▶ [Exercise] Could you print all the entries exactly?

▶ [Part of a data file]
****************************************

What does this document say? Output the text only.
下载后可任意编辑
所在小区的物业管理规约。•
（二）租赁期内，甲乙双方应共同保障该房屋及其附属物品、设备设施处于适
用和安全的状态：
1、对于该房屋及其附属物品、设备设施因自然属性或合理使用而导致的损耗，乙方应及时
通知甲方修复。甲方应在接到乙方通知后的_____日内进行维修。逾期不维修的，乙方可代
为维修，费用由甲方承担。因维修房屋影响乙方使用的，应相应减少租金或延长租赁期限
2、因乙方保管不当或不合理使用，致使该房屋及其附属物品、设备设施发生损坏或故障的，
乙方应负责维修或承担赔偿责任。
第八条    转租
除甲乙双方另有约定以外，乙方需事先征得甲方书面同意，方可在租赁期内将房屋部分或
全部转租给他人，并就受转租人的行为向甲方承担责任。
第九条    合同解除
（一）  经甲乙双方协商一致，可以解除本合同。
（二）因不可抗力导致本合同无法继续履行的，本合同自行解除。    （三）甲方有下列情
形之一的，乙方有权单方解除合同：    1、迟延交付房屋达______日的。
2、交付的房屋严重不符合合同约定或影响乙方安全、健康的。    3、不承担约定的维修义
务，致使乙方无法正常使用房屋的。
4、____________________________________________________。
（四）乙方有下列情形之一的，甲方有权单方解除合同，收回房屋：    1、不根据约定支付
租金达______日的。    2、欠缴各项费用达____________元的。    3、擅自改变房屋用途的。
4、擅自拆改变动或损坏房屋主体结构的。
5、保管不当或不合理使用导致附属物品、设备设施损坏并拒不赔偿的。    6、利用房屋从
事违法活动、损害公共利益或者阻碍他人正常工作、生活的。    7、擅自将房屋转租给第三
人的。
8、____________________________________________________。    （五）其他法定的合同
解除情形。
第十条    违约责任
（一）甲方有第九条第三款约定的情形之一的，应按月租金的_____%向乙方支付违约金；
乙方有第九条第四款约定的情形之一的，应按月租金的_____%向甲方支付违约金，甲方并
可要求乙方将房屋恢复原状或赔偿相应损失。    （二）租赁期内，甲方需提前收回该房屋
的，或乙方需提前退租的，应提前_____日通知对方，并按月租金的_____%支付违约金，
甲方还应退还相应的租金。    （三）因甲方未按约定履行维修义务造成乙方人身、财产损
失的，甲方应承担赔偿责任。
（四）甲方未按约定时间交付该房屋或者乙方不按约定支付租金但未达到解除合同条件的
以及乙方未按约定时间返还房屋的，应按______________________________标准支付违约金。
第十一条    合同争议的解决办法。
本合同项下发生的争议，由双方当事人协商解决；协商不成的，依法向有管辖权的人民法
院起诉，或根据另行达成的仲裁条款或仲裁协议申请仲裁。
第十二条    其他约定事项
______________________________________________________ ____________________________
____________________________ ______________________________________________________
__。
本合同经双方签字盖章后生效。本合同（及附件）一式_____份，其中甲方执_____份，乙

****************************************

▶ [Solution to this task]
What does this document say? Output the text only.
下载后可任意编辑
所在小区的物业管理规约。•
（二）租赁期内，甲乙双方应共同保障该房屋及其附属物品、设备设施处于适
用和安全的状态：
1、对于该房屋及其附属物品、设备设施因自然属性或合理使用而导致的损耗，乙方应及时
通知甲方修复。甲方应在接到乙方通知后的_____日内进行维修。逾期不维修的，乙方可代
为维修，费用由甲方承担。因维修房屋影响乙方使用的，应相应减少租金或延长租赁期限
2、因乙方保管不当或不合理使用，致使该房屋及其附属物品、设备设施发生损坏或故障的，
乙方应负责维修或承担赔偿责任。
第八条    转租
除甲乙双方另有约定以外，乙方需事先征得甲方书面同意，方可在租赁期内将房屋部分或
全部转租给他人，并就受转租人的行为向甲方承担责任。
第九条    合同解除
（一）  经甲乙双方协商一致，可以解除本合同。
（二）因不可抗力导致本合同无法继续履行的，本合同自行解除。    （三）甲方有下列情
形之一的，乙方有权单方解除合同：    1、迟延交付房屋达______日的。
2、交付的房屋严重不符合合同约定或影响乙方安全、健康的。    3、不承担约定的维修义
务，致使乙方无法正常使用房屋的。
4、____________________________________________________。
（四）乙方有下列情形之一的，甲方有权单方解除合同，收回房屋：    1、不根据约定支付
租金达______日的。    2、欠缴各项费用达____________元的。    3、擅自改变房屋用途的。
4、擅自拆改变动或损坏房屋主体结构的。
5、保管不当或不合理使用导致附属物品、设备设施损坏并拒不赔偿的。    6、利用房屋从
事违法活动、损害公共利益或者阻碍他人正常工作、生活的。    7、擅自将房屋转租给第三
人的。
8、____________________________________________________。    （五）其他法定的合同
解除情形。
第十条    违约责任
（一）甲方有第九条第三款约定的情形之一的，应按月租金的_____%向乙方支付违约金；
乙方有第九条第四款约定的情形之一的，应按月租金的_____%向甲方支付违约金，甲方并
可要求乙方将房屋恢复原状或赔偿相应损失。    （二）租赁期内，甲方需提前收回该房屋
的，或乙方需提前退租的，应提前_____日通知对方，并按月租金的_____%支付违约金，
甲方还应退还相应的租金。    （三）因甲方未按约定履行维修义务造成乙方人身、财产损
失的，甲方应承担赔偿责任。
（四）甲方未按约定时间交付该房屋或者乙方不按约定支付租金但未达到解除合同条件的
以及乙方未按约定时间返还房屋的，应按______________________________标准支付违约金。
第十一条    合同争议的解决办法。
本合同项下发生的争议，由双方当事人协商解决；协商不成的，依法向有管辖权的人民法
院起诉，或根据另行达成的仲裁条款或仲裁协议申请仲裁。
第十二条    其他约定事项
______________________________________________________ ____________________________
____________________________ ______________________________________________________
__。
本合同经双方签字盖章后生效。本合同（及附件）一式_____份，其中甲方执_____份，乙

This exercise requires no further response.